## START DATASET ROWS

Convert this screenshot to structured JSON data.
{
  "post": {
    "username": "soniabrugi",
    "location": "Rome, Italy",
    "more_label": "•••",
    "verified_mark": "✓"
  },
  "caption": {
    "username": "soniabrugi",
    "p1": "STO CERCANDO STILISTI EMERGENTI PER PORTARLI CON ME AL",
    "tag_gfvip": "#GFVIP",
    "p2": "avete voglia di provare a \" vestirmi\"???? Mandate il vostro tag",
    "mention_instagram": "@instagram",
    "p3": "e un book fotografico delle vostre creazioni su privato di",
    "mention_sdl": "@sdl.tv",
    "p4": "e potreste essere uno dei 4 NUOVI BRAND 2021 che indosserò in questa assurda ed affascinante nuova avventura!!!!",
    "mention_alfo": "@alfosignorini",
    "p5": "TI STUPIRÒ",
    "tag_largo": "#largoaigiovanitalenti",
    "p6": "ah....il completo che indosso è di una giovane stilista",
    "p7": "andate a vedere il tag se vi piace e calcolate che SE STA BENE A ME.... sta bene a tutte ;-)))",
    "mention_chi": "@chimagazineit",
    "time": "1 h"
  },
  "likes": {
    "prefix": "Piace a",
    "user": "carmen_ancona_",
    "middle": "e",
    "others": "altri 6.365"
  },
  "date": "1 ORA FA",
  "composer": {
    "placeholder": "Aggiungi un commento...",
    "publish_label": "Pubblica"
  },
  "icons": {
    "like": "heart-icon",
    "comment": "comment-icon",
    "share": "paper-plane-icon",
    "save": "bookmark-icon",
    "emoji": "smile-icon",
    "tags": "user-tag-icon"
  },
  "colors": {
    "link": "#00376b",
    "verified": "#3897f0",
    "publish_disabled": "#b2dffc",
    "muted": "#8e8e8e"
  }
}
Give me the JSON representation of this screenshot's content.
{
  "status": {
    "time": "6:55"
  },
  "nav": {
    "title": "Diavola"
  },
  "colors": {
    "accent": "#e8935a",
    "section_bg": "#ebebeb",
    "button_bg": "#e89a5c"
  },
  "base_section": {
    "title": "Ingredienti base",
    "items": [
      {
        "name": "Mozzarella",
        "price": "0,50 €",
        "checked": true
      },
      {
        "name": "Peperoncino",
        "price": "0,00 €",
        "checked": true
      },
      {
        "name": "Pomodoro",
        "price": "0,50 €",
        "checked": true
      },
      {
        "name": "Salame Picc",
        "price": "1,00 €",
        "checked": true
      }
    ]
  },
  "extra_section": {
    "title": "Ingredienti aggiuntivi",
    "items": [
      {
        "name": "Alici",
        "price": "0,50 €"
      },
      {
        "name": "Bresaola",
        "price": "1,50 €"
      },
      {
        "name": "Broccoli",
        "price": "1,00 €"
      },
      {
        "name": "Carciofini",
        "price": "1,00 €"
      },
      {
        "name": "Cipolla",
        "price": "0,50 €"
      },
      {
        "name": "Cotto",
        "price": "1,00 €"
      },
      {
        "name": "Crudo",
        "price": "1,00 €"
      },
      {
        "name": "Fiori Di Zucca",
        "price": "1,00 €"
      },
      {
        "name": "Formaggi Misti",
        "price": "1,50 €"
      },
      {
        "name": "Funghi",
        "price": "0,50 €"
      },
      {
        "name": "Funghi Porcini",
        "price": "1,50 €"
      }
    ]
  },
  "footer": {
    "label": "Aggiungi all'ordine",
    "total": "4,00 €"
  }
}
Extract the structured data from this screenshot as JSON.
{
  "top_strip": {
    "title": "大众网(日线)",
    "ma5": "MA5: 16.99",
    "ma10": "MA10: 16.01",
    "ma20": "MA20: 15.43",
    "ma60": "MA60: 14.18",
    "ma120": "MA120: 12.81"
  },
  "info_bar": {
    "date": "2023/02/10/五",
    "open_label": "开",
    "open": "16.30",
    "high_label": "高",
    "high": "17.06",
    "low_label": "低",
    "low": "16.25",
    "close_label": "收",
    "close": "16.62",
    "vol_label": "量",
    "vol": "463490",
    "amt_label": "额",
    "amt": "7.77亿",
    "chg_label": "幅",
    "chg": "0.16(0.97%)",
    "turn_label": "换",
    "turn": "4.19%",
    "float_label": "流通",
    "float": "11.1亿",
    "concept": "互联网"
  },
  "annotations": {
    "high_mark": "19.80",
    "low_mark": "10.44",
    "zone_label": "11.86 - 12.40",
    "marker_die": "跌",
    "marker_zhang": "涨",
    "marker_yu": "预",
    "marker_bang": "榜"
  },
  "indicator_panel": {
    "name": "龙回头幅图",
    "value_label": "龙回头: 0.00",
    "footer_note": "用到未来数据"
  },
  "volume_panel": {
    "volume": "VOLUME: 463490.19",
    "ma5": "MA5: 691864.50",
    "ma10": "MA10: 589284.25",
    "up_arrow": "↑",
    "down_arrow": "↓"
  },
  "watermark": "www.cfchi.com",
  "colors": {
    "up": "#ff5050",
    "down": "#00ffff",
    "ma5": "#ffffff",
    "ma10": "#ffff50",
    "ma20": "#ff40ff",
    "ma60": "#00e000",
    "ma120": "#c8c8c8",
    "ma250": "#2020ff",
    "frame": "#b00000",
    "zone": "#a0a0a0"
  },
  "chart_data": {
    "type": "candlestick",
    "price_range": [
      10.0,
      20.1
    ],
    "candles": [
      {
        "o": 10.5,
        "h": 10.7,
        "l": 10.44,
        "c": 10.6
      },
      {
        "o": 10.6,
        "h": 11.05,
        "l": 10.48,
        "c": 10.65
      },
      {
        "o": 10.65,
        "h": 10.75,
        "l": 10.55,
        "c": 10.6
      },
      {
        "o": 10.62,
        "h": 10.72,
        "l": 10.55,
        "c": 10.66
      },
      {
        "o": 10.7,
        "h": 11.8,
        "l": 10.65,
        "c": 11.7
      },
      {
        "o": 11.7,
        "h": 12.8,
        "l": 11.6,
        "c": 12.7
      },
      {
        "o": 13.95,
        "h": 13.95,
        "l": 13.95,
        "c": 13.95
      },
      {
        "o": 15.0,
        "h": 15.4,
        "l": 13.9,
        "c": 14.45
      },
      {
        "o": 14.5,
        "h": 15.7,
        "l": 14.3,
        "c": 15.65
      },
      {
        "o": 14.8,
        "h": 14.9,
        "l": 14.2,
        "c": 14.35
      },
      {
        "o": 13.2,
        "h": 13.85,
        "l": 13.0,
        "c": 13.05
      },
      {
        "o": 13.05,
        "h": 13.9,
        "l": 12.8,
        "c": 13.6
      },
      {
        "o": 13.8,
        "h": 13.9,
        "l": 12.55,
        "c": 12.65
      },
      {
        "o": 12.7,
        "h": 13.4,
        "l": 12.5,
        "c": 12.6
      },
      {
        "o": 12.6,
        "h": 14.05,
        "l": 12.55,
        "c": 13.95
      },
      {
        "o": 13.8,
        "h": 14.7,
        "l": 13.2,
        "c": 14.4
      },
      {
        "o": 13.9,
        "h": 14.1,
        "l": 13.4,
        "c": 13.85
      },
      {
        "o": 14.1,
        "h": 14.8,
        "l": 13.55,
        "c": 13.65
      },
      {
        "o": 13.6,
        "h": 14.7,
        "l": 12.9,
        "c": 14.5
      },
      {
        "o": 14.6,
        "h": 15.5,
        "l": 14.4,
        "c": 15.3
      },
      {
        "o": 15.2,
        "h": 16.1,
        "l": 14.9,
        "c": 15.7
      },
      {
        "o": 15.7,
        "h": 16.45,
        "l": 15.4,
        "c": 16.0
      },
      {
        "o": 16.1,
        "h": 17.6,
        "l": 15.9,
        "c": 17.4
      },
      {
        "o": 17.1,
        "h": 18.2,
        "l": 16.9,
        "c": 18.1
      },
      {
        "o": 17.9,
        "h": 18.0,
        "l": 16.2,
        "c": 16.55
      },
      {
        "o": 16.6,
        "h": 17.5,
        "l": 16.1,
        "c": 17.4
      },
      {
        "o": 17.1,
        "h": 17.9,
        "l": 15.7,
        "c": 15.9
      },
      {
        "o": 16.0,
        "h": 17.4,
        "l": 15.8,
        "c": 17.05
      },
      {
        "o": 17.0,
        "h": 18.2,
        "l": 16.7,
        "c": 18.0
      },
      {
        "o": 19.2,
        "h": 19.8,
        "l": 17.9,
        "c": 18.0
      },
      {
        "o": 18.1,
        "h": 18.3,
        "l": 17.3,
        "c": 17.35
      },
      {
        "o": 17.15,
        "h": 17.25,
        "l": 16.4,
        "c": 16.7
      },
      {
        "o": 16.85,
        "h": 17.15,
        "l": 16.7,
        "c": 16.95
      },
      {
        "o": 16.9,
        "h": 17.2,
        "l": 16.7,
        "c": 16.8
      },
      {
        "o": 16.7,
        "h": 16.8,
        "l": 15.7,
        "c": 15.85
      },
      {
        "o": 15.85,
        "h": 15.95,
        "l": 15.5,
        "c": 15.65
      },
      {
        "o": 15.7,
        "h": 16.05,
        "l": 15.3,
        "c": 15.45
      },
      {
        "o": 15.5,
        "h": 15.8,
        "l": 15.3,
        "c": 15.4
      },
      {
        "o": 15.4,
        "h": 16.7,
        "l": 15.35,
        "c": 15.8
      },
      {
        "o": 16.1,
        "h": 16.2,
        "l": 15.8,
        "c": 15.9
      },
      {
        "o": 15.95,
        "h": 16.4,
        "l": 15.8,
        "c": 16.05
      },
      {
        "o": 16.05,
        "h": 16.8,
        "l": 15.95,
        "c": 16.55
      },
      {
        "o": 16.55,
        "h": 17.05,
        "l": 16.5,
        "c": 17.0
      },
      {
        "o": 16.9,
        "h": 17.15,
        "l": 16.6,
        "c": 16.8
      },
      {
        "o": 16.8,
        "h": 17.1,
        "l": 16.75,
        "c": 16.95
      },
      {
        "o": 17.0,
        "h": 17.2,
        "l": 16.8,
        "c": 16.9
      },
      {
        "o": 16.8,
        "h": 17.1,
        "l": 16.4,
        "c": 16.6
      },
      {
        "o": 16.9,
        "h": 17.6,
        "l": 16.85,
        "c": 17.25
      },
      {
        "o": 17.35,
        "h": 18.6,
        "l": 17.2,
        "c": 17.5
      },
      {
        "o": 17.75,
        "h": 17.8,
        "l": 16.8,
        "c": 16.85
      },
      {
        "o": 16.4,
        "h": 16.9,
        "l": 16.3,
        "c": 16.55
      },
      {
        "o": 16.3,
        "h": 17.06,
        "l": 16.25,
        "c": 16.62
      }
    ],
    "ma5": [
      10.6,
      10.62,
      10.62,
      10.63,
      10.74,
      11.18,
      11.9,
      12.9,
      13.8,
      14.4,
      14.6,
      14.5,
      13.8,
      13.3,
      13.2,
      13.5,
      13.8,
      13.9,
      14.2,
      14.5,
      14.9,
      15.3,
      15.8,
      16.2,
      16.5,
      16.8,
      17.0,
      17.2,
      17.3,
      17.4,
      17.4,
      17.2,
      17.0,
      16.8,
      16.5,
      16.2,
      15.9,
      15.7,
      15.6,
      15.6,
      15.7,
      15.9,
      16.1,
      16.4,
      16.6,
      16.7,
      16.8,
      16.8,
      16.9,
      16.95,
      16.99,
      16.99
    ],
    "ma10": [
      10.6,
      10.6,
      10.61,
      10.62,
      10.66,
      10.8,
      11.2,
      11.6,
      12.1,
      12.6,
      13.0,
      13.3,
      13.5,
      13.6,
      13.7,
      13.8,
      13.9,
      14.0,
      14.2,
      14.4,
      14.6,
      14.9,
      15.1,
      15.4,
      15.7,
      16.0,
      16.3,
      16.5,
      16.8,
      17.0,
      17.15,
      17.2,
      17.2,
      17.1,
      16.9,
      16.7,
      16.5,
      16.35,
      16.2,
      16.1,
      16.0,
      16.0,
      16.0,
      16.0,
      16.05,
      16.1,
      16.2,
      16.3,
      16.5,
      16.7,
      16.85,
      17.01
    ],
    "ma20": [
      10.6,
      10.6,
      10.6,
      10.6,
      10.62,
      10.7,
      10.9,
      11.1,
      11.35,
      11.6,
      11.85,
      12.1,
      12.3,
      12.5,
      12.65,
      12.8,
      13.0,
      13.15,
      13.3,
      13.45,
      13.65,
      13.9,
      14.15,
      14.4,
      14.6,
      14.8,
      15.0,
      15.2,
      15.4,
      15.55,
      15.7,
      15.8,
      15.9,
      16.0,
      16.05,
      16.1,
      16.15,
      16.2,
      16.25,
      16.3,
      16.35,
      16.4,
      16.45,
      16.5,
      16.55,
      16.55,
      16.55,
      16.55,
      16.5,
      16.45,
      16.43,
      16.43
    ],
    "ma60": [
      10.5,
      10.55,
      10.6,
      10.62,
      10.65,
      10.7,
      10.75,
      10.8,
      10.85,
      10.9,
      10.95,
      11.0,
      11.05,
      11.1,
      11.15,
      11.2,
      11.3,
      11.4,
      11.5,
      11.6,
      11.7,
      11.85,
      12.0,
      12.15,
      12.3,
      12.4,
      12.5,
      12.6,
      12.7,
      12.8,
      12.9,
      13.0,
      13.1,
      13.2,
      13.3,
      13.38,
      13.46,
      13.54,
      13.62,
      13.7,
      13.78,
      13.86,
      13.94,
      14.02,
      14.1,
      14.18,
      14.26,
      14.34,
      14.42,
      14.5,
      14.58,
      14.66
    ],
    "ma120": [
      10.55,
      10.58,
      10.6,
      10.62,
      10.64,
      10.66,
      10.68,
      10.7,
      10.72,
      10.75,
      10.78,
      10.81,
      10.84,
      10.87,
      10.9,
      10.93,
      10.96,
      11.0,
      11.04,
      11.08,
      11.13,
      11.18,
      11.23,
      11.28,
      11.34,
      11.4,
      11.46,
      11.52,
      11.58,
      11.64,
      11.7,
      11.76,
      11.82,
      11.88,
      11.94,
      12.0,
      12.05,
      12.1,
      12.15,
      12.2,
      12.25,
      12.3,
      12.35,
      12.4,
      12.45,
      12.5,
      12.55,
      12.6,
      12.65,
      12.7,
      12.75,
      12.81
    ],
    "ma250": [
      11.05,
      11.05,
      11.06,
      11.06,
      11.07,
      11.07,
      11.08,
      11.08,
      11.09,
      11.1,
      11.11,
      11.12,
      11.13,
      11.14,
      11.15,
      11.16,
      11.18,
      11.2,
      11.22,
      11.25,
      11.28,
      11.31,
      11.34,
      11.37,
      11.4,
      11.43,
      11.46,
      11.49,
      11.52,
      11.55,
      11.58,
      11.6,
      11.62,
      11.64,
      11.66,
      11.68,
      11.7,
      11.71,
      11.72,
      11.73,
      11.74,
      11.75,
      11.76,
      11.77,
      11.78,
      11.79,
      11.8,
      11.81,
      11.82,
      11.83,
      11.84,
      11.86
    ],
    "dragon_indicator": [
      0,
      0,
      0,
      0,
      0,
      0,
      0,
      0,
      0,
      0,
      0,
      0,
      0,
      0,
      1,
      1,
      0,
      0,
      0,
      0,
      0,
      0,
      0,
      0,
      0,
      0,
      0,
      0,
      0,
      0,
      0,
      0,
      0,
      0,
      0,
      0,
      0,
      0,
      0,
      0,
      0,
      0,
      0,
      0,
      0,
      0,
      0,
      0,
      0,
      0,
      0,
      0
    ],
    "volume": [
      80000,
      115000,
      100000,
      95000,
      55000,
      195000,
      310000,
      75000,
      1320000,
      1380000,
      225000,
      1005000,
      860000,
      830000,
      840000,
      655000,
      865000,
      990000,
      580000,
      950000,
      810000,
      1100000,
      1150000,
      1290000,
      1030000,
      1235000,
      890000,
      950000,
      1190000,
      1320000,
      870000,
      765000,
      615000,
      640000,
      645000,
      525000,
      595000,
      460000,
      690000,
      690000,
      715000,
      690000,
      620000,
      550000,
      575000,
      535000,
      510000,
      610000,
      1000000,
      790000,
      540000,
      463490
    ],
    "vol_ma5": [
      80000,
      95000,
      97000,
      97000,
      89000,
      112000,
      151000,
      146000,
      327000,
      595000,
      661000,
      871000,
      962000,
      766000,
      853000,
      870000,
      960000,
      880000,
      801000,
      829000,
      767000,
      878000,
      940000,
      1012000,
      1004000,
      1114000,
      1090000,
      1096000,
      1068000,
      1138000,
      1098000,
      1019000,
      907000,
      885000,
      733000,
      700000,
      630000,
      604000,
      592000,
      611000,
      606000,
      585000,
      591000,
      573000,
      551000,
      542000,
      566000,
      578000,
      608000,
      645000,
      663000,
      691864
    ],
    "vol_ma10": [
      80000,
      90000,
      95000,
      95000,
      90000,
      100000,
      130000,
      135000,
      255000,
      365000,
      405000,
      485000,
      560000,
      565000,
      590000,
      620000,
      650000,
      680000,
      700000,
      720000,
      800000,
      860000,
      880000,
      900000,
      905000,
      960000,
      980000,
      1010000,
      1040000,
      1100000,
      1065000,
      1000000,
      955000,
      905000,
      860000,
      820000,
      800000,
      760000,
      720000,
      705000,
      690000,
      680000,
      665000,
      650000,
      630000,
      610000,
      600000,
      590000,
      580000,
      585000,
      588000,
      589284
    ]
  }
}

## END DATASET ROWS

--- AIM OF THE TASK ---
Using the entries above, return each line in which the word "Ingredienti" occurs.

--- SOLUTION TO THE EXERCISE ---
    "title": "Ingredienti base",
    "title": "Ingredienti aggiuntivi",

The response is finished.